> DIRECTIONS
Identify, in the records below, every line where the string "Население" appears, and copy each such line.

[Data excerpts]
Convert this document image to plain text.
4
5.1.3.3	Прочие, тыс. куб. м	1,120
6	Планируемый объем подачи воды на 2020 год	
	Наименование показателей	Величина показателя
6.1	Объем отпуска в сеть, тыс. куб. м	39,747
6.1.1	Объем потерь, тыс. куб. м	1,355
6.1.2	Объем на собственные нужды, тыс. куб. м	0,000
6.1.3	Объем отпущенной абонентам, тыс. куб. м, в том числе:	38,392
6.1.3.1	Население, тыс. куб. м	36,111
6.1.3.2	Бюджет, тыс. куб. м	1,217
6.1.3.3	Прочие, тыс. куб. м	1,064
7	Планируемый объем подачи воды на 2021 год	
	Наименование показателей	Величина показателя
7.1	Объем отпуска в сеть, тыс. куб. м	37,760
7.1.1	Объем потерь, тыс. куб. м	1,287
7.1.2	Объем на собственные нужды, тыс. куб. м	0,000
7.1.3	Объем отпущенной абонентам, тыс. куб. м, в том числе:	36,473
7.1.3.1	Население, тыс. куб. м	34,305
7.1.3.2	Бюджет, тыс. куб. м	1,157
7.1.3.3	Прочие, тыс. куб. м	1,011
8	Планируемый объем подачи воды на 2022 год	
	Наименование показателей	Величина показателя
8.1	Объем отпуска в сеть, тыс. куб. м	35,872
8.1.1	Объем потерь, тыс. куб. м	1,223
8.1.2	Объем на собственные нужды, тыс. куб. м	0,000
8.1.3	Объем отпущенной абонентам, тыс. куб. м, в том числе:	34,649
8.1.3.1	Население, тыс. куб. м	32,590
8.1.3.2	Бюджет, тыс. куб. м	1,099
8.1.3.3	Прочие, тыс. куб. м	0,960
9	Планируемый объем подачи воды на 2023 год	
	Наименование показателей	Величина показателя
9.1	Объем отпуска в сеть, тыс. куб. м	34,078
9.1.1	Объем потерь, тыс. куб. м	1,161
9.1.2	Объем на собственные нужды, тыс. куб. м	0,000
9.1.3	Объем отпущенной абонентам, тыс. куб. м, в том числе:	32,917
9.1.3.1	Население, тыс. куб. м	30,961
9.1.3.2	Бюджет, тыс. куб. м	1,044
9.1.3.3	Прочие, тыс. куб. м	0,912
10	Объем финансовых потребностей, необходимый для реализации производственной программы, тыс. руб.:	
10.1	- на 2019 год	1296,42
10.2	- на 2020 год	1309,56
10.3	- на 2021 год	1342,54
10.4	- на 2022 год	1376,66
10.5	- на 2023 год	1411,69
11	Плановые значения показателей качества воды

> TASK OUTPUT
6.1.3.1	Население, тыс. куб. м	36,111
7.1.3.1	Население, тыс. куб. м	34,305
8.1.3.1	Население, тыс. куб. м	32,590
9.1.3.1	Население, тыс. куб. м	30,961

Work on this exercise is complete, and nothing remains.